Stated goal: What number of lines contain the word "desc"? Reply with the number and nothing else.

==============================

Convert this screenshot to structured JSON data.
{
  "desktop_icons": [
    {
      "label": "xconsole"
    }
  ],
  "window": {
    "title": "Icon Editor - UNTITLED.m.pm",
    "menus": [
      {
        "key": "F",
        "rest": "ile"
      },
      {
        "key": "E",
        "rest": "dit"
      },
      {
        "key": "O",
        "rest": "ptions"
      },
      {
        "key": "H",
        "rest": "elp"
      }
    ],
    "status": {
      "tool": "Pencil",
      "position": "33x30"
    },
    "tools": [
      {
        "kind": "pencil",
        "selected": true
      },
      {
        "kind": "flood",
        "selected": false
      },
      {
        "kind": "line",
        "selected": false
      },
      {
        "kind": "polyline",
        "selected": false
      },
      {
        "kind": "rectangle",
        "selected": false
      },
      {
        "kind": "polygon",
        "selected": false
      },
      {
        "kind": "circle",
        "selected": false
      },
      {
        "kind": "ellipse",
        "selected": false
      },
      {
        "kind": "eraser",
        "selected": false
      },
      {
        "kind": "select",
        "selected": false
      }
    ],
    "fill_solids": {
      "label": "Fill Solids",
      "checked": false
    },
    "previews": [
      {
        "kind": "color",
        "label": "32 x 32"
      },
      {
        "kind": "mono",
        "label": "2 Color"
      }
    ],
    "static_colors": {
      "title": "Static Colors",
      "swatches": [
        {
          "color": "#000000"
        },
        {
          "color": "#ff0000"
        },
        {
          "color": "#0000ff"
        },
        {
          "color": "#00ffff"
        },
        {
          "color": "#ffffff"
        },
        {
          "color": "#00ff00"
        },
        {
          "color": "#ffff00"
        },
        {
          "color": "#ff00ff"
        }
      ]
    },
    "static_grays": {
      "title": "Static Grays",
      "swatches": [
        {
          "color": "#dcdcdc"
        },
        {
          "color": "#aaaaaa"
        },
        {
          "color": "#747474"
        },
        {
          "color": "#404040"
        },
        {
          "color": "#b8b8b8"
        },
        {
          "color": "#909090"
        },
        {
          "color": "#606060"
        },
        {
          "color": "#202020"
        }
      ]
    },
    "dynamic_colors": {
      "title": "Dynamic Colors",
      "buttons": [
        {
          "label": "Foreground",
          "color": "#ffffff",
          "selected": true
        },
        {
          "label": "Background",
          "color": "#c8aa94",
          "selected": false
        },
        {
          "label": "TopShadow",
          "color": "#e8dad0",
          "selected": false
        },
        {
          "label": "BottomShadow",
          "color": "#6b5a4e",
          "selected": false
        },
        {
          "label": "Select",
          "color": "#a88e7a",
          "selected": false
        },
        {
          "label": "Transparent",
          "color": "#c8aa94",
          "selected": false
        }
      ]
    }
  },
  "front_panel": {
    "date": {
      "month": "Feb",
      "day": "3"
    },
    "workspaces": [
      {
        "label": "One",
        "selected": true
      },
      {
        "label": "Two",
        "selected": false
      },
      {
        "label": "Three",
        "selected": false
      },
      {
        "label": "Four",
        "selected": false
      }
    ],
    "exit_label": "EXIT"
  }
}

==============================

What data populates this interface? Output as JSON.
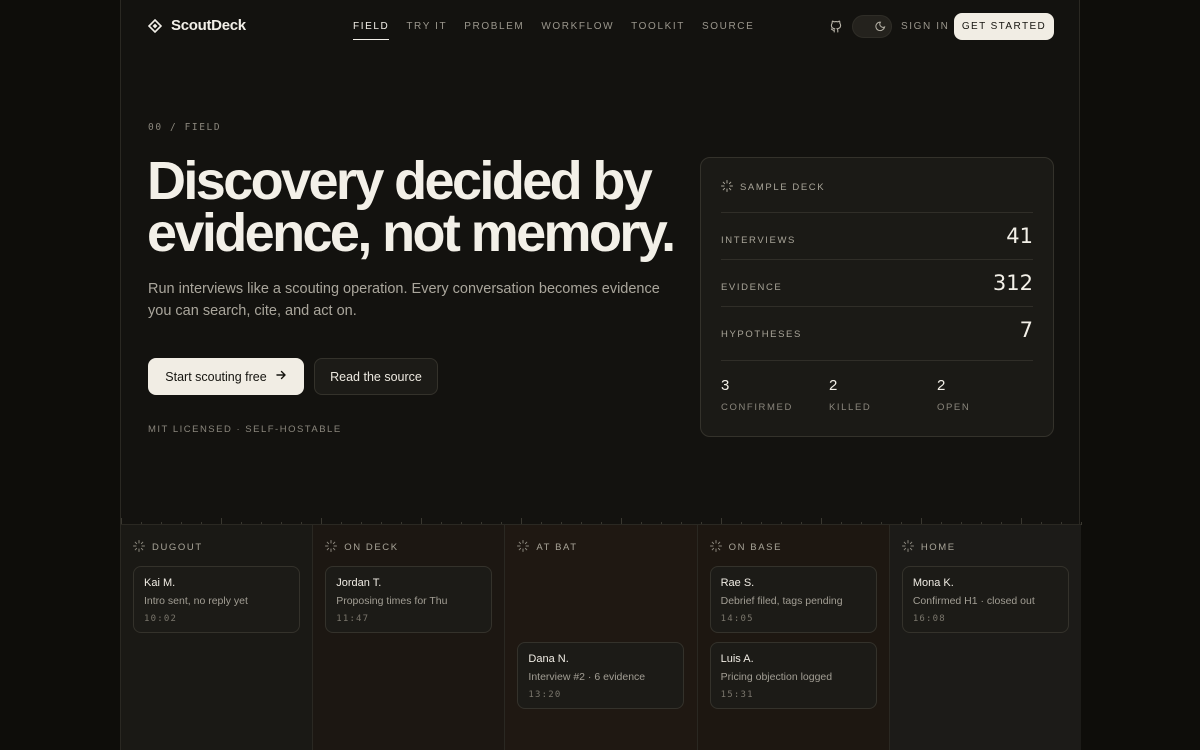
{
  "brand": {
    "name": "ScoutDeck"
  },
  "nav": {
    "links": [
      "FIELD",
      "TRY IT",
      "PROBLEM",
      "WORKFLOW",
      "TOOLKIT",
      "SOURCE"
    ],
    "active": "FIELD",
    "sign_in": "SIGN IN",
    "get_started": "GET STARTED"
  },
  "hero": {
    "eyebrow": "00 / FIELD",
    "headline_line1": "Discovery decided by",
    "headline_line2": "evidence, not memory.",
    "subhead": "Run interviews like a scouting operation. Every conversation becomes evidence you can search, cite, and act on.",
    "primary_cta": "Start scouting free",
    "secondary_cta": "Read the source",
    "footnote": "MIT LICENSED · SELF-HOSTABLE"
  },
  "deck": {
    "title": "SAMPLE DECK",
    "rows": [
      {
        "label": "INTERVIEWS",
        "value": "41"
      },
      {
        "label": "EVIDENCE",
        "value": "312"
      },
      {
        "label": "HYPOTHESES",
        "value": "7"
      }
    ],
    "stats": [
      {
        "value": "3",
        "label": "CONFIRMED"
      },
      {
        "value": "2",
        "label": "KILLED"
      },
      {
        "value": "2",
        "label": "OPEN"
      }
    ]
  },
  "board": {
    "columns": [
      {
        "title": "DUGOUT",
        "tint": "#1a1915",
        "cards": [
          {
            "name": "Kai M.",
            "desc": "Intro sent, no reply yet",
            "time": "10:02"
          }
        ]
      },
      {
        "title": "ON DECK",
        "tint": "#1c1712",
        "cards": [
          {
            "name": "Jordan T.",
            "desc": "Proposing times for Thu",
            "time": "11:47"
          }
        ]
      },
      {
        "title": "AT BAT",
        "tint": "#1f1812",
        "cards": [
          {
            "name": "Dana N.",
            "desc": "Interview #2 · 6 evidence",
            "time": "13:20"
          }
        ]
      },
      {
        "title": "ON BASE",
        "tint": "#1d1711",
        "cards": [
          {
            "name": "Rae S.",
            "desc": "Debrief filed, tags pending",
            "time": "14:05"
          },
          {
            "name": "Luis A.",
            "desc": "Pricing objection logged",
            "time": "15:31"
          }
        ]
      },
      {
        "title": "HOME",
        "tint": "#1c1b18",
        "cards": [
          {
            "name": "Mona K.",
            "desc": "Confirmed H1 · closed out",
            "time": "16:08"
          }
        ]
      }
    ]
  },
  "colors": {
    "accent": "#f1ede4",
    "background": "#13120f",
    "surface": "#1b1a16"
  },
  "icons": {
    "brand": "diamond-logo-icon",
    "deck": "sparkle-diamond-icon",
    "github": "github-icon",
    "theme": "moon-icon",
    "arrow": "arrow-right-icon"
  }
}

==============================

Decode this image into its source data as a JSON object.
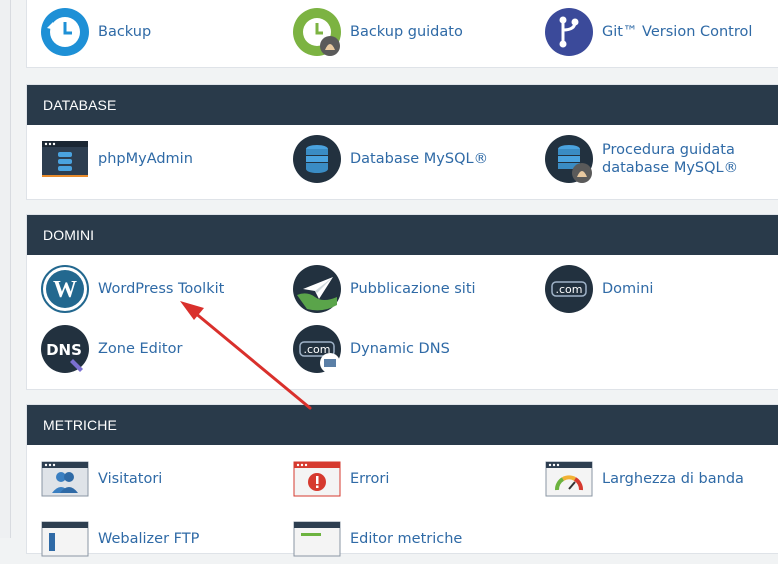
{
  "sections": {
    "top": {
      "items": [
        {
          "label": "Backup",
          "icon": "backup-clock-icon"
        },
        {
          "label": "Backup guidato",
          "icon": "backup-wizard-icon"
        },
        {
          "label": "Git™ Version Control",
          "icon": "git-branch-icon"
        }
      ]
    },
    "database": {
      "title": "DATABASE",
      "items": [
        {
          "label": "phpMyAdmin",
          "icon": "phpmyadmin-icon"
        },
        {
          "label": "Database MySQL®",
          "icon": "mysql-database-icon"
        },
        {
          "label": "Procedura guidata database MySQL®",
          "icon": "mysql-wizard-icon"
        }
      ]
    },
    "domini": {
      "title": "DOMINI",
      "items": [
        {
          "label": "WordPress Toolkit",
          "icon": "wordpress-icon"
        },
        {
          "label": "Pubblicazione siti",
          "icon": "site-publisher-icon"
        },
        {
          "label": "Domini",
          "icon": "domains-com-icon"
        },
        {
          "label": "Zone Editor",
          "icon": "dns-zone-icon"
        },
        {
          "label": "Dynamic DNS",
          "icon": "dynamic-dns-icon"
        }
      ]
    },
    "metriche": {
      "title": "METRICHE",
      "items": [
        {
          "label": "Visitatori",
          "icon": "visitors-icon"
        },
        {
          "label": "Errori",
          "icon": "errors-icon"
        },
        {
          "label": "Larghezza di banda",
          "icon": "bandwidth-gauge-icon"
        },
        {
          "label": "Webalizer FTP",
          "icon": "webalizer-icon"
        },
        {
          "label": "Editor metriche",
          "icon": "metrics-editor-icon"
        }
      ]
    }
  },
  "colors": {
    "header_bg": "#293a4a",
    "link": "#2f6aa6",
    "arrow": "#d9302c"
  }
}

==============================

Written response: 6